=== Records for processing ===
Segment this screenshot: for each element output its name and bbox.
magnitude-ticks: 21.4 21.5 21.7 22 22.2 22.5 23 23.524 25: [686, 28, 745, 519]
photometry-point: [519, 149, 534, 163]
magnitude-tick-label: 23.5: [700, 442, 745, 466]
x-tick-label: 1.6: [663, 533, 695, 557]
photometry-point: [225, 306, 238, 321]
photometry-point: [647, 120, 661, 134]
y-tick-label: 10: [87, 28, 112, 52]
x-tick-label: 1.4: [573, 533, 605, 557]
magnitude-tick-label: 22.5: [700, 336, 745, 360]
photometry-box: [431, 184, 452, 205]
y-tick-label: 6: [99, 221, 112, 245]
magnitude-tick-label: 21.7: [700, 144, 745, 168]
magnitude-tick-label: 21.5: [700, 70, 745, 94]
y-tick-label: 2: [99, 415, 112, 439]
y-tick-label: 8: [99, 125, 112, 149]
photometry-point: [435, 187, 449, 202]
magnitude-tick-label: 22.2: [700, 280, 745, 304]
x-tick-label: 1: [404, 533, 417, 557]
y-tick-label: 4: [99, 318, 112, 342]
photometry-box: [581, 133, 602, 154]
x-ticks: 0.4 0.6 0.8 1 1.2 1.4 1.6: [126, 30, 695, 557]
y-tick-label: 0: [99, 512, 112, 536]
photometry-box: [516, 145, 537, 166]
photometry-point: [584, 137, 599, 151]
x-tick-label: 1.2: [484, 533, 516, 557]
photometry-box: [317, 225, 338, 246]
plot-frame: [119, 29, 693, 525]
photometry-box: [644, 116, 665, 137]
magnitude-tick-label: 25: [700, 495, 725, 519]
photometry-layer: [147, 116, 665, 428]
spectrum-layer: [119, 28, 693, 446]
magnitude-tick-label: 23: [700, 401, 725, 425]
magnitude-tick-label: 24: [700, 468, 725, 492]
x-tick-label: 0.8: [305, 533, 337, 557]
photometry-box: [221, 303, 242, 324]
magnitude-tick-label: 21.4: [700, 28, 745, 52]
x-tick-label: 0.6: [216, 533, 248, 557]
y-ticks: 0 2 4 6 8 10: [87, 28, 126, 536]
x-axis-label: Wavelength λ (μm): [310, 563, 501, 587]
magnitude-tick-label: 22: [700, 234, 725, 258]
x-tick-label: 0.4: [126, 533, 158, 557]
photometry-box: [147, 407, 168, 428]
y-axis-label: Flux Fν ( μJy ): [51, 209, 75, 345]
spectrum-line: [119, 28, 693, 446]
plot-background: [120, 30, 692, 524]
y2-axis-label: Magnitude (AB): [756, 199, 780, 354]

=== Written task ===
Copy the listing above line for line, with every character unchanged.

=== Output for this exercise ===
Segment this screenshot: for each element output its name and bbox.
magnitude-ticks: 21.4 21.5 21.7 22 22.2 22.5 23 23.524 25: [686, 28, 745, 519]
photometry-point: [519, 149, 534, 163]
magnitude-tick-label: 23.5: [700, 442, 745, 466]
x-tick-label: 1.6: [663, 533, 695, 557]
photometry-point: [225, 306, 238, 321]
photometry-point: [647, 120, 661, 134]
y-tick-label: 10: [87, 28, 112, 52]
x-tick-label: 1.4: [573, 533, 605, 557]
magnitude-tick-label: 22.5: [700, 336, 745, 360]
photometry-box: [431, 184, 452, 205]
y-tick-label: 6: [99, 221, 112, 245]
magnitude-tick-label: 21.7: [700, 144, 745, 168]
magnitude-tick-label: 21.5: [700, 70, 745, 94]
y-tick-label: 2: [99, 415, 112, 439]
y-tick-label: 8: [99, 125, 112, 149]
photometry-point: [435, 187, 449, 202]
magnitude-tick-label: 22.2: [700, 280, 745, 304]
x-tick-label: 1: [404, 533, 417, 557]
y-tick-label: 4: [99, 318, 112, 342]
photometry-box: [581, 133, 602, 154]
x-ticks: 0.4 0.6 0.8 1 1.2 1.4 1.6: [126, 30, 695, 557]
y-tick-label: 0: [99, 512, 112, 536]
photometry-box: [516, 145, 537, 166]
photometry-point: [584, 137, 599, 151]
x-tick-label: 1.2: [484, 533, 516, 557]
photometry-box: [317, 225, 338, 246]
plot-frame: [119, 29, 693, 525]
photometry-box: [644, 116, 665, 137]
magnitude-tick-label: 25: [700, 495, 725, 519]
photometry-layer: [147, 116, 665, 428]
spectrum-layer: [119, 28, 693, 446]
magnitude-tick-label: 23: [700, 401, 725, 425]
magnitude-tick-label: 24: [700, 468, 725, 492]
x-tick-label: 0.8: [305, 533, 337, 557]
photometry-box: [221, 303, 242, 324]
magnitude-tick-label: 21.4: [700, 28, 745, 52]
x-tick-label: 0.6: [216, 533, 248, 557]
y-ticks: 0 2 4 6 8 10: [87, 28, 126, 536]
x-axis-label: Wavelength λ (μm): [310, 563, 501, 587]
magnitude-tick-label: 22: [700, 234, 725, 258]
x-tick-label: 0.4: [126, 533, 158, 557]
photometry-box: [147, 407, 168, 428]
y-axis-label: Flux Fν ( μJy ): [51, 209, 75, 345]
spectrum-line: [119, 28, 693, 446]
plot-background: [120, 30, 692, 524]
y2-axis-label: Magnitude (AB): [756, 199, 780, 354]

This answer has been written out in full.